• Entries supplied:
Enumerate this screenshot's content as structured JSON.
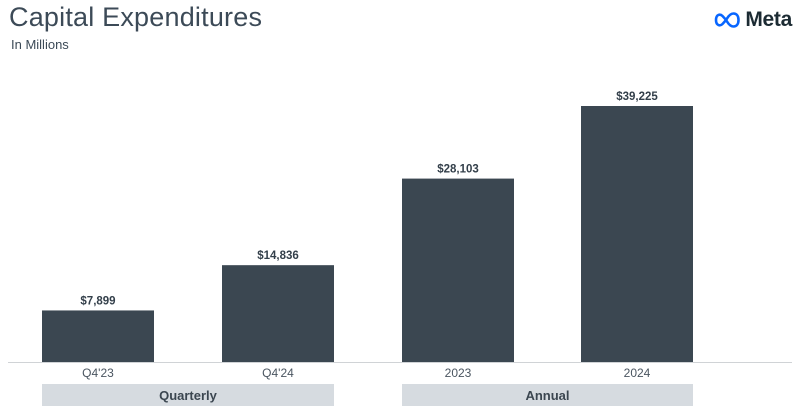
{
  "header": {
    "title": "Capital Expenditures",
    "subtitle": "In Millions",
    "logo_text": "Meta",
    "logo_color": "#0866ff"
  },
  "groups": {
    "quarterly": "Quarterly",
    "annual": "Annual"
  },
  "colors": {
    "bar": "#3b4751",
    "group_box": "#d6dbe0"
  },
  "chart_data": {
    "type": "bar",
    "title": "Capital Expenditures",
    "subtitle": "In Millions",
    "categories": [
      "Q4'23",
      "Q4'24",
      "2023",
      "2024"
    ],
    "values": [
      7899,
      14836,
      28103,
      39225
    ],
    "value_labels": [
      "$7,899",
      "$14,836",
      "$28,103",
      "$39,225"
    ],
    "category_groups": [
      {
        "name": "Quarterly",
        "categories": [
          "Q4'23",
          "Q4'24"
        ]
      },
      {
        "name": "Annual",
        "categories": [
          "2023",
          "2024"
        ]
      }
    ],
    "ylim": [
      0,
      39225
    ],
    "grid": false,
    "legend": "none"
  }
}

• Aim of the exercise: The records above are to be quoted exactly, with all pictures left out.

• Right answer:
Enumerate this screenshot's content as structured JSON.
{
  "header": {
    "title": "Capital Expenditures",
    "subtitle": "In Millions",
    "logo_text": "Meta",
    "logo_color": "#0866ff"
  },
  "groups": {
    "quarterly": "Quarterly",
    "annual": "Annual"
  },
  "colors": {
    "bar": "#3b4751",
    "group_box": "#d6dbe0"
  },
  "chart_data": {
    "type": "bar",
    "title": "Capital Expenditures",
    "subtitle": "In Millions",
    "categories": [
      "Q4'23",
      "Q4'24",
      "2023",
      "2024"
    ],
    "values": [
      7899,
      14836,
      28103,
      39225
    ],
    "value_labels": [
      "$7,899",
      "$14,836",
      "$28,103",
      "$39,225"
    ],
    "category_groups": [
      {
        "name": "Quarterly",
        "categories": [
          "Q4'23",
          "Q4'24"
        ]
      },
      {
        "name": "Annual",
        "categories": [
          "2023",
          "2024"
        ]
      }
    ],
    "ylim": [
      0,
      39225
    ],
    "grid": false,
    "legend": "none"
  }
}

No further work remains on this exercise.